=== Provided information ===
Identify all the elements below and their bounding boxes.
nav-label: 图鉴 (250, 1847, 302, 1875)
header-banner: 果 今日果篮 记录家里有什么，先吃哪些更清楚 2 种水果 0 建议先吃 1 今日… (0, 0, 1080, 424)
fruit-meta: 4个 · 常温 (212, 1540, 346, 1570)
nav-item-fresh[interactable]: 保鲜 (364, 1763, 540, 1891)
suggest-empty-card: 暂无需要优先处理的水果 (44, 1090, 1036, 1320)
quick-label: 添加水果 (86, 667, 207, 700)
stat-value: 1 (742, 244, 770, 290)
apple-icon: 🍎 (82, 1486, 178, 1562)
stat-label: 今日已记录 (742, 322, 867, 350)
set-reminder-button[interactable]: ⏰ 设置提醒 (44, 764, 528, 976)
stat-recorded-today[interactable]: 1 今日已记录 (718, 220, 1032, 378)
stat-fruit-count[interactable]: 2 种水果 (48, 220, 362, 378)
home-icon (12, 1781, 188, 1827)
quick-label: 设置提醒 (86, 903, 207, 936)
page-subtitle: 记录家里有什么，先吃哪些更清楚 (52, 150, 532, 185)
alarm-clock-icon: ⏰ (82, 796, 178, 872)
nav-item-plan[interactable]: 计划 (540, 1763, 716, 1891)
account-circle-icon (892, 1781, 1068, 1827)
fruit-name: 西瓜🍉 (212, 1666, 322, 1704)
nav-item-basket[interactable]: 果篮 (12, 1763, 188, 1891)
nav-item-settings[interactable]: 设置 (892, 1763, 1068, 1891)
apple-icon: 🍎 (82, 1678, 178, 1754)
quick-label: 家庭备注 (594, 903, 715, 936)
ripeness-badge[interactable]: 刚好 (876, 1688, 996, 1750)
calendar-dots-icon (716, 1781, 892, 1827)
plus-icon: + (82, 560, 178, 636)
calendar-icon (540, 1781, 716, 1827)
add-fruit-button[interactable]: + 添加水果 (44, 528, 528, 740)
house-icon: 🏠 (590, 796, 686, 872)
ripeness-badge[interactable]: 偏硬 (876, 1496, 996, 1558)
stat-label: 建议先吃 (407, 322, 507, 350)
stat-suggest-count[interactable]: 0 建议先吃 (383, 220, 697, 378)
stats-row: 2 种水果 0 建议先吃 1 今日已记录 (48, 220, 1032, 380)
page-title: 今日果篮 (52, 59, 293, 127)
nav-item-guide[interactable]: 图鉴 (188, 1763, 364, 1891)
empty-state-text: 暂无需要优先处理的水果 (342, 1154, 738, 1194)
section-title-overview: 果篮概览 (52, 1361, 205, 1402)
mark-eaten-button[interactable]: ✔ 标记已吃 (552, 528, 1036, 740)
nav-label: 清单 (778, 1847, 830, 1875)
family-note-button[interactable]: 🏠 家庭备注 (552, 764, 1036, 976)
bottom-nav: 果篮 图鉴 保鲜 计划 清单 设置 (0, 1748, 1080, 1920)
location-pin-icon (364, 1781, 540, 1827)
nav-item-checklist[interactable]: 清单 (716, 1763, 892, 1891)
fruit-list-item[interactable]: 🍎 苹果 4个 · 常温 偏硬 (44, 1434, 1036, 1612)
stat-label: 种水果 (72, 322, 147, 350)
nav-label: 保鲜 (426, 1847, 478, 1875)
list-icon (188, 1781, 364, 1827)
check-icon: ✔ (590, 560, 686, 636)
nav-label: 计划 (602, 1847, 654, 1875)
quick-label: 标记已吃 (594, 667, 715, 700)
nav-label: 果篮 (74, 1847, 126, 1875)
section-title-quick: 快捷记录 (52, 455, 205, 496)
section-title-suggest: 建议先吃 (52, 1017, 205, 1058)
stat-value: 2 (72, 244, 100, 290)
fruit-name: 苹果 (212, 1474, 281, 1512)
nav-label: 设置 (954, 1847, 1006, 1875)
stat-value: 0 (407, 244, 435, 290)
===
• _Task instructions_
Rewrite every one of the rows above as a numbered list, leaving out any blank lines.

• _Final result_
1. Identify all the elements below and their bounding boxes.
2. nav-label: 图鉴 (250, 1847, 302, 1875)
3. header-banner: 果 今日果篮 记录家里有什么，先吃哪些更清楚 2 种水果 0 建议先吃 1 今日… (0, 0, 1080, 424)
4. fruit-meta: 4个 · 常温 (212, 1540, 346, 1570)
5. nav-item-fresh[interactable]: 保鲜 (364, 1763, 540, 1891)
6. suggest-empty-card: 暂无需要优先处理的水果 (44, 1090, 1036, 1320)
7. quick-label: 添加水果 (86, 667, 207, 700)
8. stat-value: 1 (742, 244, 770, 290)
9. apple-icon: 🍎 (82, 1486, 178, 1562)
10. stat-label: 今日已记录 (742, 322, 867, 350)
11. set-reminder-button[interactable]: ⏰ 设置提醒 (44, 764, 528, 976)
12. stat-recorded-today[interactable]: 1 今日已记录 (718, 220, 1032, 378)
13. stat-fruit-count[interactable]: 2 种水果 (48, 220, 362, 378)
14. home-icon (12, 1781, 188, 1827)
15. quick-label: 设置提醒 (86, 903, 207, 936)
16. page-subtitle: 记录家里有什么，先吃哪些更清楚 (52, 150, 532, 185)
17. alarm-clock-icon: ⏰ (82, 796, 178, 872)
18. nav-item-plan[interactable]: 计划 (540, 1763, 716, 1891)
19. account-circle-icon (892, 1781, 1068, 1827)
20. fruit-name: 西瓜🍉 (212, 1666, 322, 1704)
21. nav-item-basket[interactable]: 果篮 (12, 1763, 188, 1891)
22. nav-item-settings[interactable]: 设置 (892, 1763, 1068, 1891)
23. apple-icon: 🍎 (82, 1678, 178, 1754)
24. quick-label: 家庭备注 (594, 903, 715, 936)
25. ripeness-badge[interactable]: 刚好 (876, 1688, 996, 1750)
26. calendar-dots-icon (716, 1781, 892, 1827)
27. plus-icon: + (82, 560, 178, 636)
28. calendar-icon (540, 1781, 716, 1827)
29. add-fruit-button[interactable]: + 添加水果 (44, 528, 528, 740)
30. house-icon: 🏠 (590, 796, 686, 872)
31. ripeness-badge[interactable]: 偏硬 (876, 1496, 996, 1558)
32. stat-label: 建议先吃 (407, 322, 507, 350)
33. stat-suggest-count[interactable]: 0 建议先吃 (383, 220, 697, 378)
34. stats-row: 2 种水果 0 建议先吃 1 今日已记录 (48, 220, 1032, 380)
35. page-title: 今日果篮 (52, 59, 293, 127)
36. nav-item-guide[interactable]: 图鉴 (188, 1763, 364, 1891)
37. empty-state-text: 暂无需要优先处理的水果 (342, 1154, 738, 1194)
38. section-title-overview: 果篮概览 (52, 1361, 205, 1402)
39. mark-eaten-button[interactable]: ✔ 标记已吃 (552, 528, 1036, 740)
40. nav-label: 清单 (778, 1847, 830, 1875)
41. family-note-button[interactable]: 🏠 家庭备注 (552, 764, 1036, 976)
42. bottom-nav: 果篮 图鉴 保鲜 计划 清单 设置 (0, 1748, 1080, 1920)
43. location-pin-icon (364, 1781, 540, 1827)
44. nav-item-checklist[interactable]: 清单 (716, 1763, 892, 1891)
45. fruit-list-item[interactable]: 🍎 苹果 4个 · 常温 偏硬 (44, 1434, 1036, 1612)
46. stat-label: 种水果 (72, 322, 147, 350)
47. nav-label: 保鲜 (426, 1847, 478, 1875)
48. list-icon (188, 1781, 364, 1827)
49. check-icon: ✔ (590, 560, 686, 636)
50. nav-label: 计划 (602, 1847, 654, 1875)
51. quick-label: 标记已吃 (594, 667, 715, 700)
52. nav-label: 果篮 (74, 1847, 126, 1875)
53. section-title-quick: 快捷记录 (52, 455, 205, 496)
54. section-title-suggest: 建议先吃 (52, 1017, 205, 1058)
55. stat-value: 2 (72, 244, 100, 290)
56. fruit-name: 苹果 (212, 1474, 281, 1512)
57. nav-label: 设置 (954, 1847, 1006, 1875)
58. stat-value: 0 (407, 244, 435, 290)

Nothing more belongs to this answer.